====== Texte à lire ======

3. Identifier les barrières à la collaboration
La collaboration est parfois un terrain miné où, malgré la bonne volonté, les comportements de compétition ne sont jamais bien loin. D’ailleurs, il est intéressant de constater que les milieux scolaires et les loisirs ont jusqu’à un certain point contribué à rendre les gens plus à l’aise avec la compétition qu’avec la collaboration.
Il va de soi que les professionnels en ressources humaines doivent être au fait des barrières typiques qui minent la collaboration s’ils veulent les désamorcer. La conversation démarrée plus tôt avec les dirigeants et les gestionnaires devrait maintenant s’étendre à l’identification des principales barrières en place. Il s’agit d’un sujet délicat, mais incontournable, qui peut être amené plus facilement à l’aide d’un questionnaire qui fournira des résultats d’ensemble ou agrégés. Voici quelques-unes de ces barrières.

======

• **Consigne 1**:
Recopiez le texte sur les barrières à la collaboration en entier, sans y changer un mot.

====== Données fournies ======

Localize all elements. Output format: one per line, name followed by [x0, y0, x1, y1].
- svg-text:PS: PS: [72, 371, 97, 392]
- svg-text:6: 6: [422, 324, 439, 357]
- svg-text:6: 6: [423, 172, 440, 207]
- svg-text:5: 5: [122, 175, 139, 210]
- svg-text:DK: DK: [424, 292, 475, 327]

======

• **Consigne 2**:
Transcrivez à l'identique chaque ligne des entrées ci-dessus, de la première à la dernière.

• **Bonne réponse 1**:
3. Identifier les barrières à la collaboration
La collaboration est parfois un terrain miné où, malgré la bonne volonté, les comportements de compétition ne sont jamais bien loin. D’ailleurs, il est intéressant de constater que les milieux scolaires et les loisirs ont jusqu’à un certain point contribué à rendre les gens plus à l’aise avec la compétition qu’avec la collaboration.
Il va de soi que les professionnels en ressources humaines doivent être au fait des barrières typiques qui minent la collaboration s’ils veulent les désamorcer. La conversation démarrée plus tôt avec les dirigeants et les gestionnaires devrait maintenant s’étendre à l’identification des principales barrières en place. Il s’agit d’un sujet délicat, mais incontournable, qui peut être amené plus facilement à l’aide d’un questionnaire qui fournira des résultats d’ensemble ou agrégés. Voici quelques-unes de ces barrières.

• **Bonne réponse 2**:
Localize all elements. Output format: one per line, name followed by [x0, y0, x1, y1].
- svg-text:PS: PS: [72, 371, 97, 392]
- svg-text:6: 6: [422, 324, 439, 357]
- svg-text:6: 6: [423, 172, 440, 207]
- svg-text:5: 5: [122, 175, 139, 210]
- svg-text:DK: DK: [424, 292, 475, 327]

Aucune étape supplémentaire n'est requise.